↓

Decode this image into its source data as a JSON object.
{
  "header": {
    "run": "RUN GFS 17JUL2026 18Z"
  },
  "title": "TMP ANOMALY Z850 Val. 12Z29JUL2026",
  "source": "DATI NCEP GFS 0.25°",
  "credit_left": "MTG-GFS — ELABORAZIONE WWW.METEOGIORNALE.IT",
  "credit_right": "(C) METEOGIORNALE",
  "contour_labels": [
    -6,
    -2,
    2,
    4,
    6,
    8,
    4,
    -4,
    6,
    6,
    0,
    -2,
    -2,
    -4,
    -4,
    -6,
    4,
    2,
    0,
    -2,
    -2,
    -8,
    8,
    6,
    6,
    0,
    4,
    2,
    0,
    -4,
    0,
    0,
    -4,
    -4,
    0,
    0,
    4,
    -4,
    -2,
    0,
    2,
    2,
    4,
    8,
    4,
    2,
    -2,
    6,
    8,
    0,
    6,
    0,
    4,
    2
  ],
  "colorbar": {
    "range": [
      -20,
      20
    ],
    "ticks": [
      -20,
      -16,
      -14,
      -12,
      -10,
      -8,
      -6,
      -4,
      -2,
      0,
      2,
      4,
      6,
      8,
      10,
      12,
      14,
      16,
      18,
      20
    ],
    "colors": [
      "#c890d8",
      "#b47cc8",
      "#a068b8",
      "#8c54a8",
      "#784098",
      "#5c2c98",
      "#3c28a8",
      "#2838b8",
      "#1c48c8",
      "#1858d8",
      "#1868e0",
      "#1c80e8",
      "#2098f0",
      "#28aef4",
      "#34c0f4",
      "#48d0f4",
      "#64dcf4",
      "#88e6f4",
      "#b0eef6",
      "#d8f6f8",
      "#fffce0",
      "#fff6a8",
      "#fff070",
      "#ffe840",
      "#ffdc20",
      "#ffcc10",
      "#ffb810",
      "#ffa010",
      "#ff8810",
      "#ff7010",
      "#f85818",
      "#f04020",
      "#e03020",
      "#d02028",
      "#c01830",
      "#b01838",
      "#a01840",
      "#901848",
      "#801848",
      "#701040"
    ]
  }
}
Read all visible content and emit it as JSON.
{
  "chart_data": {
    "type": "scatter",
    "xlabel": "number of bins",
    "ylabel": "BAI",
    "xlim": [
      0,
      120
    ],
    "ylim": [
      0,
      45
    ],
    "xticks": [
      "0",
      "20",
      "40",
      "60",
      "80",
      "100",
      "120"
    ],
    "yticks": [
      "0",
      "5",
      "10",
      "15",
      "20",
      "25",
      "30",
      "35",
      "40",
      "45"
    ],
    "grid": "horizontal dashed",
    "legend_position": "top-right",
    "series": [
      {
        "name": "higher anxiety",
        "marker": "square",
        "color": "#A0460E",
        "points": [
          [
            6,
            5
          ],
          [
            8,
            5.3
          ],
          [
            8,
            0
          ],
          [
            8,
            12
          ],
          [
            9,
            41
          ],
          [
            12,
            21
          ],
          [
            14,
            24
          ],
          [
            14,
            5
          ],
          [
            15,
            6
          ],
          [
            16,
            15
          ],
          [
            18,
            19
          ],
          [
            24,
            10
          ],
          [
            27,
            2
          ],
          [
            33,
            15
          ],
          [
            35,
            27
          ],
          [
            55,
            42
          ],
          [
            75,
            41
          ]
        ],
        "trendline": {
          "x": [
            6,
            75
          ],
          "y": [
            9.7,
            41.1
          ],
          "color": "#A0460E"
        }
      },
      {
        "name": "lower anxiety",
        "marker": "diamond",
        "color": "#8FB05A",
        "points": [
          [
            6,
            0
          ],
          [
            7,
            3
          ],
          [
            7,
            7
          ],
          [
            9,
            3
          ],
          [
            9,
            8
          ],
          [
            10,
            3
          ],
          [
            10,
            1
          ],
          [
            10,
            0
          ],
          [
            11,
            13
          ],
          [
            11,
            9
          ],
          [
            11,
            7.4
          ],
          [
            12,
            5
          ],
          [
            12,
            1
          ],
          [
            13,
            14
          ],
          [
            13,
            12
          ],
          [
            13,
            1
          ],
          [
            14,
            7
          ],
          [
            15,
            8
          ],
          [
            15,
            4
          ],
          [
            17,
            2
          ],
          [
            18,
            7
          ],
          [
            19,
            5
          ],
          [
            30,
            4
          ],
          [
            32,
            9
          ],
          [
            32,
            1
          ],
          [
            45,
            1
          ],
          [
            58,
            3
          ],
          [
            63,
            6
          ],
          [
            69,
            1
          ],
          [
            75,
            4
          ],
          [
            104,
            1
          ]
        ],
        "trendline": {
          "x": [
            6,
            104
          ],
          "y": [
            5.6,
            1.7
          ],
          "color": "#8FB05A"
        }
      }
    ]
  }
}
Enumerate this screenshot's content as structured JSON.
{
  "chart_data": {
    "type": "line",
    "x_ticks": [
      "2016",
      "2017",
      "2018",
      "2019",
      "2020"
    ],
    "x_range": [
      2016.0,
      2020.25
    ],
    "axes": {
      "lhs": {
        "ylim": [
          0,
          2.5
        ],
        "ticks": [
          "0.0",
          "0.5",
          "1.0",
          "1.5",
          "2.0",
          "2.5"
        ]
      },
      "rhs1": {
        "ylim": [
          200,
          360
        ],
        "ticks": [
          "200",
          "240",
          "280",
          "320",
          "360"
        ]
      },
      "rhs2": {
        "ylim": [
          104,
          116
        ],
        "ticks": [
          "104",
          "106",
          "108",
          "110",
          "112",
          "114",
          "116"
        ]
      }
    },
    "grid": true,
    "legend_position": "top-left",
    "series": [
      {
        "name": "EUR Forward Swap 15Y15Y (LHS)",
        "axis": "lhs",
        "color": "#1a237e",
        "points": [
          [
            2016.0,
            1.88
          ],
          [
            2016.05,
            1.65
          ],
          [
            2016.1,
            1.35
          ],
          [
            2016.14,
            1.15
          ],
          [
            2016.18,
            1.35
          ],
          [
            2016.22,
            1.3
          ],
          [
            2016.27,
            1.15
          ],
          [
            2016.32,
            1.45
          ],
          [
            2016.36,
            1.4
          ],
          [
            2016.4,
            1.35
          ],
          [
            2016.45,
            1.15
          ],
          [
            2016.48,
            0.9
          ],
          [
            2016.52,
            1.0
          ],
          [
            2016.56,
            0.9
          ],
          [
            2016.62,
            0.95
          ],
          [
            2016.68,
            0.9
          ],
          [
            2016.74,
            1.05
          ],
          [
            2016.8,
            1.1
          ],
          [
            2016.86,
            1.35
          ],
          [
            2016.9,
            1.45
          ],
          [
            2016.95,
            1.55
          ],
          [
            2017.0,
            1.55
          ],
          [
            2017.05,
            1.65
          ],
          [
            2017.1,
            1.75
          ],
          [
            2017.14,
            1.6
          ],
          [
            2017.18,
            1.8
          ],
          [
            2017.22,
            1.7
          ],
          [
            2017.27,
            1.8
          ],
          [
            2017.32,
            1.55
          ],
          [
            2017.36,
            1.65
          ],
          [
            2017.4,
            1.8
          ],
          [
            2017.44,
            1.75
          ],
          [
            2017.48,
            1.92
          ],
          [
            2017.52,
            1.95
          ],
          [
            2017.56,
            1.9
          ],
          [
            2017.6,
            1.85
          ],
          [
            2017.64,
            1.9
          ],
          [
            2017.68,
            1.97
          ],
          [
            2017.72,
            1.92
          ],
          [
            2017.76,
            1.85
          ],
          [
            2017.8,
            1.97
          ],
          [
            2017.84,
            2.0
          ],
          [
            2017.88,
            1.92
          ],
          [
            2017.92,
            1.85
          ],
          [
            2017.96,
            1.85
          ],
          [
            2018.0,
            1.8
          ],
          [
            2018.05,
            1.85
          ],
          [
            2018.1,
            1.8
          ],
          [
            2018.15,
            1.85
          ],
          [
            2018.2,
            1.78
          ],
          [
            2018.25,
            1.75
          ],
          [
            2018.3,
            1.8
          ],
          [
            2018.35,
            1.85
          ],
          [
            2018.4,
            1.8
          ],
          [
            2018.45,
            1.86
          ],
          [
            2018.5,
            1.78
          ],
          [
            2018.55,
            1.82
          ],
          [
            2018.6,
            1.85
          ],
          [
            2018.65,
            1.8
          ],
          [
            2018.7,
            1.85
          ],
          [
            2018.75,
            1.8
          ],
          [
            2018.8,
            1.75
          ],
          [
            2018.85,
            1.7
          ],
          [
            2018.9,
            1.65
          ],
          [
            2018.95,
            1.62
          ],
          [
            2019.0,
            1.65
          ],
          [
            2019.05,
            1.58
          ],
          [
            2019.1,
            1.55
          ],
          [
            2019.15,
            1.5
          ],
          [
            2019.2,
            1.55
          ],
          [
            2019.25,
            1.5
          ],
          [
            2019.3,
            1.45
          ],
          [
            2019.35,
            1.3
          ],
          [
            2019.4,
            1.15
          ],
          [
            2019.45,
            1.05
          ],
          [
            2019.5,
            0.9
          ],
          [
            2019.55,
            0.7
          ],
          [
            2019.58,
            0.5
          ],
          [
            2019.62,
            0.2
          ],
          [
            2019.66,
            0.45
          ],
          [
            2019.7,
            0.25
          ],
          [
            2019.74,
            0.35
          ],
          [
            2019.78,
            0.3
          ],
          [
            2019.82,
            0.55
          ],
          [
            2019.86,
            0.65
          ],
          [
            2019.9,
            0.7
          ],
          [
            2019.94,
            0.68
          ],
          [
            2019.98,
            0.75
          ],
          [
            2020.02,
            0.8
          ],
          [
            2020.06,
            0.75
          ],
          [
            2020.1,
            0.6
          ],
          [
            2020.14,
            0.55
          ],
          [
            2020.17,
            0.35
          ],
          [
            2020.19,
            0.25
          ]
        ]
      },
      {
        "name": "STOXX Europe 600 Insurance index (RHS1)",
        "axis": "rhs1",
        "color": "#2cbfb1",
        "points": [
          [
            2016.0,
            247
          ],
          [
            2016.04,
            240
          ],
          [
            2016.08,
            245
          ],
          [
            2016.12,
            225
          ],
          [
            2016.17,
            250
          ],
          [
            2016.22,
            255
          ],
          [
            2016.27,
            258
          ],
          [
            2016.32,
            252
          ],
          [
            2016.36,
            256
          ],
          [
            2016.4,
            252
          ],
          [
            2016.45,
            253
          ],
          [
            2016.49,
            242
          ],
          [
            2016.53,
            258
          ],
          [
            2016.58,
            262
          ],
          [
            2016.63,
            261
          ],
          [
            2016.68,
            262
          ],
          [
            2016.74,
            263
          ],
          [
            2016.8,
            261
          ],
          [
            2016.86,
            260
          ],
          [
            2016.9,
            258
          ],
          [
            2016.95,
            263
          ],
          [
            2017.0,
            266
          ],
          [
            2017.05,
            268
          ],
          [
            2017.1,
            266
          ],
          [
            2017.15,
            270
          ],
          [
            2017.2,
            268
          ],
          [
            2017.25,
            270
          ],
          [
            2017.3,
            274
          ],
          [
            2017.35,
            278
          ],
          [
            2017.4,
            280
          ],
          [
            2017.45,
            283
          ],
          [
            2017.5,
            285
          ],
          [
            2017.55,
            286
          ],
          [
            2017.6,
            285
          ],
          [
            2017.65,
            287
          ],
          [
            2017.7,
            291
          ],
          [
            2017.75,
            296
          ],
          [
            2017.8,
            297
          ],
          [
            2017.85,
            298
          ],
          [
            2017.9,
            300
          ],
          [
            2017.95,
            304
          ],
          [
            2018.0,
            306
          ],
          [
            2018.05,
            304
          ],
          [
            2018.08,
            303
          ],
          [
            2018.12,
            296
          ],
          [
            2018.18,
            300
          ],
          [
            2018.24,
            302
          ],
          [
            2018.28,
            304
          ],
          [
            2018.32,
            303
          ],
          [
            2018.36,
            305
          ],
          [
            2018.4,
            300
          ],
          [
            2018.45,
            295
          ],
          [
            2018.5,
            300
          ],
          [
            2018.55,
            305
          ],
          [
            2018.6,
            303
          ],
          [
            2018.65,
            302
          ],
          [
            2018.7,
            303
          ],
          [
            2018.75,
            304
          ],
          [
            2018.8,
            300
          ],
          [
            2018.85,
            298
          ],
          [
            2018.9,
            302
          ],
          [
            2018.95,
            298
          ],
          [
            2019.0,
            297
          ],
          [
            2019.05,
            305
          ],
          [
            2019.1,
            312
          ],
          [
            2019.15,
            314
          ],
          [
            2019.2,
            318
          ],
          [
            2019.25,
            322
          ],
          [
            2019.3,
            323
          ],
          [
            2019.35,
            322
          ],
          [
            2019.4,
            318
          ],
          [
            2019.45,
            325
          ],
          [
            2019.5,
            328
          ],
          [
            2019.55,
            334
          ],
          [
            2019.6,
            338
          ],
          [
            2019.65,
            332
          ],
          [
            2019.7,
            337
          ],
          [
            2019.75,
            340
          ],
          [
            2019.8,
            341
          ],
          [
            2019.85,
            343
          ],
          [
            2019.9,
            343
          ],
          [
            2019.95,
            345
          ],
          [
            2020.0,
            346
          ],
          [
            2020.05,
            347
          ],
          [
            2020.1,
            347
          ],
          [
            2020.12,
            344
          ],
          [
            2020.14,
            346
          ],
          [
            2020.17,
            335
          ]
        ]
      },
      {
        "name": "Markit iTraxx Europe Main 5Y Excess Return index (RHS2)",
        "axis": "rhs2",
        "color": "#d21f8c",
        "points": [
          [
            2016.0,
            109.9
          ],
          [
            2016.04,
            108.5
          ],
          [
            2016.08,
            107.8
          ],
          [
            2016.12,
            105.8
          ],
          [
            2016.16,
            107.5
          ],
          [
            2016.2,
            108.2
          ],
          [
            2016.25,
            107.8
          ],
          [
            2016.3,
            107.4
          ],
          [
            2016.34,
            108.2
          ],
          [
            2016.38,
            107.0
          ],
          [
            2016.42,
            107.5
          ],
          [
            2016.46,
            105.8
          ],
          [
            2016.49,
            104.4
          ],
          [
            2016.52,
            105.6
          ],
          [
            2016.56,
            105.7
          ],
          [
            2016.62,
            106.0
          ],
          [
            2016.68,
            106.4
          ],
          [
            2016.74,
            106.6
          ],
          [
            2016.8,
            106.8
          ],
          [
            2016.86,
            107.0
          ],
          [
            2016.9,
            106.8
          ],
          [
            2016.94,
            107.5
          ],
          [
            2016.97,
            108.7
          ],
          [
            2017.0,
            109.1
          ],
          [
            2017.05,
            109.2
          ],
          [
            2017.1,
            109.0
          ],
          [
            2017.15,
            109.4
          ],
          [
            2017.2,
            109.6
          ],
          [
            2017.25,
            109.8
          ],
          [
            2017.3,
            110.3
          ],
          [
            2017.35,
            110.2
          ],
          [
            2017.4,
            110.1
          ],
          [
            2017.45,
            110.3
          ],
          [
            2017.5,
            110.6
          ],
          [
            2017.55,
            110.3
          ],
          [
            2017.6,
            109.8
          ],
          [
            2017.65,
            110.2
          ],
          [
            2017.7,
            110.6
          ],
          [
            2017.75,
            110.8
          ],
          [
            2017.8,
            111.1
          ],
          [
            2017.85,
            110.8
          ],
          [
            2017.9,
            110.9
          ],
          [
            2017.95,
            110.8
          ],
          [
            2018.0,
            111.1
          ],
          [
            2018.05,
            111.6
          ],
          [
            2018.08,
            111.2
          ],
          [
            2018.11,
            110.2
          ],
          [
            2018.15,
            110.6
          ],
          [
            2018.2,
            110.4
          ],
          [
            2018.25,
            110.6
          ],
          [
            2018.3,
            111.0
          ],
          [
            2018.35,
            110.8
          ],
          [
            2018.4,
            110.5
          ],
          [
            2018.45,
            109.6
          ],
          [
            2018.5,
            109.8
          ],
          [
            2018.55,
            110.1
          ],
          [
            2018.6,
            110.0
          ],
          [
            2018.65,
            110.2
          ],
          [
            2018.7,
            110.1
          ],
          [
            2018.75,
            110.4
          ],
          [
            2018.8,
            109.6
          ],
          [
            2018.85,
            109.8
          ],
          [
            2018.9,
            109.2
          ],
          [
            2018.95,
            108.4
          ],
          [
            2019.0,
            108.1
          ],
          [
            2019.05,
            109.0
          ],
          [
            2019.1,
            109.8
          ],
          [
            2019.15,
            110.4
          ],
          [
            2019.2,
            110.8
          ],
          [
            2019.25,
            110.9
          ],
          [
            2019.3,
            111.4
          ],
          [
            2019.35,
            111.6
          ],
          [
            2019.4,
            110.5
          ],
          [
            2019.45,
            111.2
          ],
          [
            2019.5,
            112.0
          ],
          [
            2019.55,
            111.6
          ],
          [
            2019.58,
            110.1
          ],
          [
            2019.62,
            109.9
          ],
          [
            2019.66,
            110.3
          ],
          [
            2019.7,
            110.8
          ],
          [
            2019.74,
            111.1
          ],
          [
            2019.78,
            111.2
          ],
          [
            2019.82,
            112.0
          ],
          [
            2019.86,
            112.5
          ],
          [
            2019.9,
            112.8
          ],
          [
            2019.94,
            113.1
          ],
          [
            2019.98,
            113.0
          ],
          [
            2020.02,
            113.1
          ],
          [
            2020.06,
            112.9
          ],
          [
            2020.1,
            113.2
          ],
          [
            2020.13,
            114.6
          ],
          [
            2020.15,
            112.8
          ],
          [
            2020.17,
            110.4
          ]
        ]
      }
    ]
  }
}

↑

## Objective
Gather all lines from the records above in which "anxiety" appears.

## Task answer
        "name": "higher anxiety",
        "name": "lower anxiety",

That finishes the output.